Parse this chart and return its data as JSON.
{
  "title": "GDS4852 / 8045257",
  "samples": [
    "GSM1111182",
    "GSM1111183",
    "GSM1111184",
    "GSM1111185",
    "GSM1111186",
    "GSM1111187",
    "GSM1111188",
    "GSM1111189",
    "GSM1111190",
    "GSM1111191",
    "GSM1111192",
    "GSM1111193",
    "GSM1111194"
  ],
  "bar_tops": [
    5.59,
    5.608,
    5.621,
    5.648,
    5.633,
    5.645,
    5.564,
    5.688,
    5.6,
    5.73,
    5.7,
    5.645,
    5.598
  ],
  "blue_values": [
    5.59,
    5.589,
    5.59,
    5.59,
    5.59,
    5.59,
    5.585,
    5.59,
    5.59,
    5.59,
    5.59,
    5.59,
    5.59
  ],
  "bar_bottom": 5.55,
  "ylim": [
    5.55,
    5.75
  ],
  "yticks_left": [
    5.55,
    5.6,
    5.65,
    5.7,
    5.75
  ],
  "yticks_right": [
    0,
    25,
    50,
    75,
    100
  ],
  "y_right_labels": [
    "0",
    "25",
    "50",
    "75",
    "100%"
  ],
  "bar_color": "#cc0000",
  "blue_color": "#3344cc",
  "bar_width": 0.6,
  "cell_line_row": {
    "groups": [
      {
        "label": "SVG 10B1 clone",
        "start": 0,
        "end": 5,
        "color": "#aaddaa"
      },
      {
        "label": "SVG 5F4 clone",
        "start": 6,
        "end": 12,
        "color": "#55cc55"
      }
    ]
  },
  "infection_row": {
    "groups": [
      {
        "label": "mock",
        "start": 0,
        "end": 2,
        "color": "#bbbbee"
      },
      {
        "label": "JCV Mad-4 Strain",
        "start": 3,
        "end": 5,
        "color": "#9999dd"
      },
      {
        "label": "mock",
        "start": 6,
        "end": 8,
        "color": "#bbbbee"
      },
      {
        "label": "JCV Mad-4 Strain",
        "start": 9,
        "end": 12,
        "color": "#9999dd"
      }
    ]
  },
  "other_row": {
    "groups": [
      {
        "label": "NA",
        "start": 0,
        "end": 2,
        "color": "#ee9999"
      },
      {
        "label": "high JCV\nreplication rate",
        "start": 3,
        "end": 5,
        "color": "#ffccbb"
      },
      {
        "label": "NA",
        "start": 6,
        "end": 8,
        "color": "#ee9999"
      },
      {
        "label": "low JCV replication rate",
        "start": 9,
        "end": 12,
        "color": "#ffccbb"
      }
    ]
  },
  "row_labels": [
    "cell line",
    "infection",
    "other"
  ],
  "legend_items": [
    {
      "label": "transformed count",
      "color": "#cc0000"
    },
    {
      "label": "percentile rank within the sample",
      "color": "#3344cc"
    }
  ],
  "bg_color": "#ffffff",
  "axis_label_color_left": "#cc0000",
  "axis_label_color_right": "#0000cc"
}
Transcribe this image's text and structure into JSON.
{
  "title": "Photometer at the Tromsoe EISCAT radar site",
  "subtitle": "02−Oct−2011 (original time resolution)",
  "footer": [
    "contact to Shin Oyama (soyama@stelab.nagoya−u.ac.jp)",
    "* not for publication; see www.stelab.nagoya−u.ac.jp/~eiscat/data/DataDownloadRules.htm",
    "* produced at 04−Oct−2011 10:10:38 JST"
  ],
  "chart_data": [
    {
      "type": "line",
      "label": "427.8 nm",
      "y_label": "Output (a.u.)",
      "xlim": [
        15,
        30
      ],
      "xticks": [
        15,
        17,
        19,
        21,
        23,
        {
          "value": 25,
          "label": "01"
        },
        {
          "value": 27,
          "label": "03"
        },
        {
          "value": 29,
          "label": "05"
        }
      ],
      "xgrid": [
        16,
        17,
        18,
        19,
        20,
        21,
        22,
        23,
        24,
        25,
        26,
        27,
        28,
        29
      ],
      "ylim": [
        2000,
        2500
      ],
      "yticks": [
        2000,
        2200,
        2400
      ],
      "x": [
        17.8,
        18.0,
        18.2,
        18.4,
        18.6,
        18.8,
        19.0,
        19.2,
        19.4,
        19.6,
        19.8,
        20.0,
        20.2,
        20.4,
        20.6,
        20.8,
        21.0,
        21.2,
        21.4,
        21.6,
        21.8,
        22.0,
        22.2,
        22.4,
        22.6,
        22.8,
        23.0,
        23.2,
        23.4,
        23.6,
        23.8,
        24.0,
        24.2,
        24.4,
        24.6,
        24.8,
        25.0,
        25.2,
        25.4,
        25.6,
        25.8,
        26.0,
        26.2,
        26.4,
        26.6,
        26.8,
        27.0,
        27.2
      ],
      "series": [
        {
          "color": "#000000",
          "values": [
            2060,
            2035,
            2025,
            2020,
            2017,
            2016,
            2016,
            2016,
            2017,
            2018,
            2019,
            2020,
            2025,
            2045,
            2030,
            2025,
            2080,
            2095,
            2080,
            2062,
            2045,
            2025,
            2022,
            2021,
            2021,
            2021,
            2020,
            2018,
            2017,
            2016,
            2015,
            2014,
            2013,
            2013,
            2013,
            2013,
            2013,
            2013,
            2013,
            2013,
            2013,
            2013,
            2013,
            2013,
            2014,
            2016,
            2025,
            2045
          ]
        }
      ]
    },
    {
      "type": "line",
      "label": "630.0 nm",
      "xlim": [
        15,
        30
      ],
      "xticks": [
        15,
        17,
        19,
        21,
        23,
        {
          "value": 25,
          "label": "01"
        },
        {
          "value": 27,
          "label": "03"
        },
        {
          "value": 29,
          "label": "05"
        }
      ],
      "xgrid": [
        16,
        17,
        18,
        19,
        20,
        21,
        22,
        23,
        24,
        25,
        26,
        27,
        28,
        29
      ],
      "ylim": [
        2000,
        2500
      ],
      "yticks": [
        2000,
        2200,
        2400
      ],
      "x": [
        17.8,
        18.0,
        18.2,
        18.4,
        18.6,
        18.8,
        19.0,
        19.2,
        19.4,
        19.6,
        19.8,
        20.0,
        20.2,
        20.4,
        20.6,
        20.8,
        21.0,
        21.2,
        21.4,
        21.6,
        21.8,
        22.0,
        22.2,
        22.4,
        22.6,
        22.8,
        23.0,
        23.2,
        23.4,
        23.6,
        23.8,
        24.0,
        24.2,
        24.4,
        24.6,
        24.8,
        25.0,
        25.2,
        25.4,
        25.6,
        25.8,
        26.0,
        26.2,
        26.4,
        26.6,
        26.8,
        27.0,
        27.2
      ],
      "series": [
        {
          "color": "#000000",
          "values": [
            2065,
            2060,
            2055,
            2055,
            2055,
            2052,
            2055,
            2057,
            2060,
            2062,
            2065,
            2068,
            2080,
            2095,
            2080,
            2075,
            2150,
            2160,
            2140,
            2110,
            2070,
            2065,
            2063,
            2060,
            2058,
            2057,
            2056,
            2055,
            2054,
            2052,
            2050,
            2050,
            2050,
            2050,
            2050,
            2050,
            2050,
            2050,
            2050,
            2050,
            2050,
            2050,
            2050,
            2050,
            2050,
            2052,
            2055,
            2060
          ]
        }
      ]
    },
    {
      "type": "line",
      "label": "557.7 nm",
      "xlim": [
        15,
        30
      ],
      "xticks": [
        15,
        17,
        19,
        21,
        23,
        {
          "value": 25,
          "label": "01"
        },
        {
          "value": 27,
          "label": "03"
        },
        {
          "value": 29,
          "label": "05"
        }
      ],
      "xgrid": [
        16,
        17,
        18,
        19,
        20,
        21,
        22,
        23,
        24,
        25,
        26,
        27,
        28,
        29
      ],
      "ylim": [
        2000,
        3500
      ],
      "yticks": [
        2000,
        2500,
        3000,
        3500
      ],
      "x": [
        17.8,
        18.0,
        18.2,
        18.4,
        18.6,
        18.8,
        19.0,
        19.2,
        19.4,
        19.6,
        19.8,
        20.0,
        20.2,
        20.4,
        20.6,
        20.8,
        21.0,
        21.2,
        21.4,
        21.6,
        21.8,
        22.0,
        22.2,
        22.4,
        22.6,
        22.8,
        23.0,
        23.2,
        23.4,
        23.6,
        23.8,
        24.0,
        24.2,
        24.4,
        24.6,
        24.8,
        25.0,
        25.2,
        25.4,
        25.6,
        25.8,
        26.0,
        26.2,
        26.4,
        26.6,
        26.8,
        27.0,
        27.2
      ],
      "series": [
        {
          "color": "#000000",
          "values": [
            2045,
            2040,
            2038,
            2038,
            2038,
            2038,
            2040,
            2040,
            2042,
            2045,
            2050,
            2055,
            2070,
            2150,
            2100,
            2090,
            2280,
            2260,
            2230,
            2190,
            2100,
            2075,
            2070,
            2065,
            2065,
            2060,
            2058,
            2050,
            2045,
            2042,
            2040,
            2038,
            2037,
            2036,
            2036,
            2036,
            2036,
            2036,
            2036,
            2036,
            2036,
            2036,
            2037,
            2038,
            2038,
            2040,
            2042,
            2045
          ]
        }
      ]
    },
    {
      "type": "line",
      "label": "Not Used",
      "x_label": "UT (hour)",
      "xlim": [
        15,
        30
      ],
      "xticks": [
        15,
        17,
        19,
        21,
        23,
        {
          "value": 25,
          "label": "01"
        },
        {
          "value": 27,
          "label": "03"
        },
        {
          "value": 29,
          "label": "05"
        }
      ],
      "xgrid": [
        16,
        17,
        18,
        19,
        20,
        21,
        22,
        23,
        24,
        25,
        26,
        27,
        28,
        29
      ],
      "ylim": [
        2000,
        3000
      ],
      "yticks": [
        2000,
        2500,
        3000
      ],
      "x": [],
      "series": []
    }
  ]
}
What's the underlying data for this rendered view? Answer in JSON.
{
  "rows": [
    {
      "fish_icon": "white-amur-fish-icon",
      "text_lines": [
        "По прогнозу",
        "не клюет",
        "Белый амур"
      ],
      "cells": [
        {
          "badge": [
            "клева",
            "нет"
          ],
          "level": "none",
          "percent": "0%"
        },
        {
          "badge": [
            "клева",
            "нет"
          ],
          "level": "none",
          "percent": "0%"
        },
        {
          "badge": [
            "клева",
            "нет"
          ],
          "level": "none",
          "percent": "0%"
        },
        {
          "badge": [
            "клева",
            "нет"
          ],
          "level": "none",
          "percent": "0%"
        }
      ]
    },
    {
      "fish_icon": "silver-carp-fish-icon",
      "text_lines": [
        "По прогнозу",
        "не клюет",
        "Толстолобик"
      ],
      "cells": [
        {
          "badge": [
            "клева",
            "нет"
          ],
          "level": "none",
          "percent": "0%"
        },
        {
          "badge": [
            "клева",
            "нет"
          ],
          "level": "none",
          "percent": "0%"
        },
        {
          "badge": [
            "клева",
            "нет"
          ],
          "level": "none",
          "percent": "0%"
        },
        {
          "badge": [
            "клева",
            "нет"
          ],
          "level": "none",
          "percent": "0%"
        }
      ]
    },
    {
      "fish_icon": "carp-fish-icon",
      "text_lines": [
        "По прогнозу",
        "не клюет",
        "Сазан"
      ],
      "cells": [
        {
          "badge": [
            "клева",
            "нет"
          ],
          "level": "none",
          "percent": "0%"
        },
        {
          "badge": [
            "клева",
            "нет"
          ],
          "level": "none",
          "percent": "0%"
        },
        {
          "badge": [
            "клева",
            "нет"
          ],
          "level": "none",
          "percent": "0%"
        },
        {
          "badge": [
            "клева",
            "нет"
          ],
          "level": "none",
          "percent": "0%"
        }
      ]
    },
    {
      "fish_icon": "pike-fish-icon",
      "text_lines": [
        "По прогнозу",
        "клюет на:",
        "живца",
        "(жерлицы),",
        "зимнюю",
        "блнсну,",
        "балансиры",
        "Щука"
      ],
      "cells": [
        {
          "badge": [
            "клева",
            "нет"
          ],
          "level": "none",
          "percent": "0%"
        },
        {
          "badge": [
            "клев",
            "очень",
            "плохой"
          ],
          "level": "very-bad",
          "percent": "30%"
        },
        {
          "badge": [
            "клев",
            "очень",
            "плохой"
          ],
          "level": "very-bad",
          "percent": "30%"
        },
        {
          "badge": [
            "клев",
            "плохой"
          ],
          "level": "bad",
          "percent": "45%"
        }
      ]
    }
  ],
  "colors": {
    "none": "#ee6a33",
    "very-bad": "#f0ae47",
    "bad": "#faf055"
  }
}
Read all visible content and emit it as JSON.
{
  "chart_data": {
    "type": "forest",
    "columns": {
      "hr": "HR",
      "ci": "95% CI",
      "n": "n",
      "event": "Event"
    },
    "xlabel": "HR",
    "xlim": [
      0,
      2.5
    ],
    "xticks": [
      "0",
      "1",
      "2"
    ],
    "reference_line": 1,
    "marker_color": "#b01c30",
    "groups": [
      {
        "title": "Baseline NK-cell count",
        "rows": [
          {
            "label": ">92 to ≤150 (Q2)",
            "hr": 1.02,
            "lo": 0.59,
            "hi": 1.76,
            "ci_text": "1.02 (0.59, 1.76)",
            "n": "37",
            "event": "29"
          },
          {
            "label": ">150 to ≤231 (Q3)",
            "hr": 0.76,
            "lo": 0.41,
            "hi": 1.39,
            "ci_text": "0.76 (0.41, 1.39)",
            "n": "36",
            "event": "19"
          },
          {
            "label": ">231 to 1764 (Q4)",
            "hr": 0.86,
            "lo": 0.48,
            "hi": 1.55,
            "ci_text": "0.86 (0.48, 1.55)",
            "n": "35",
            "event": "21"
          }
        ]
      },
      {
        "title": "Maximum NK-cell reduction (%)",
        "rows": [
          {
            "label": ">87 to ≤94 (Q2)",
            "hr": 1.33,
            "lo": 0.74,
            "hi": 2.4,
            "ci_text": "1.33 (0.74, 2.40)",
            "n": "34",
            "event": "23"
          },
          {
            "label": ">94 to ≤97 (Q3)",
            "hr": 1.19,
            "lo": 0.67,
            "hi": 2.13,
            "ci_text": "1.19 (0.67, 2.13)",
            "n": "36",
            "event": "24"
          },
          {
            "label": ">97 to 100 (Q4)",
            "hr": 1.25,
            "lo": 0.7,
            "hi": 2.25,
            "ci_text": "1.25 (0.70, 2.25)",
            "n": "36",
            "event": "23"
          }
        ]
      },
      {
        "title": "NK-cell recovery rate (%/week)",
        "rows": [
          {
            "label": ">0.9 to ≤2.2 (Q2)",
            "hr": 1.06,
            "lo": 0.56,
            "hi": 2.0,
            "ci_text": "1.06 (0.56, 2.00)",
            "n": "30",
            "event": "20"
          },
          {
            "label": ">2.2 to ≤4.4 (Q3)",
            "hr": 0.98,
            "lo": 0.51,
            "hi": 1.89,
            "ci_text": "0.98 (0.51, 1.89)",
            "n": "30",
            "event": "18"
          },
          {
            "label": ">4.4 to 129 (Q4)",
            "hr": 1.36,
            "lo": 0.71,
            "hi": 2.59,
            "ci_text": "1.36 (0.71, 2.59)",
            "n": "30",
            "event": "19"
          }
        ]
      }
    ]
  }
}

# Directions:
Give only the number of lines that include the word "event".

# Exercise solution:
10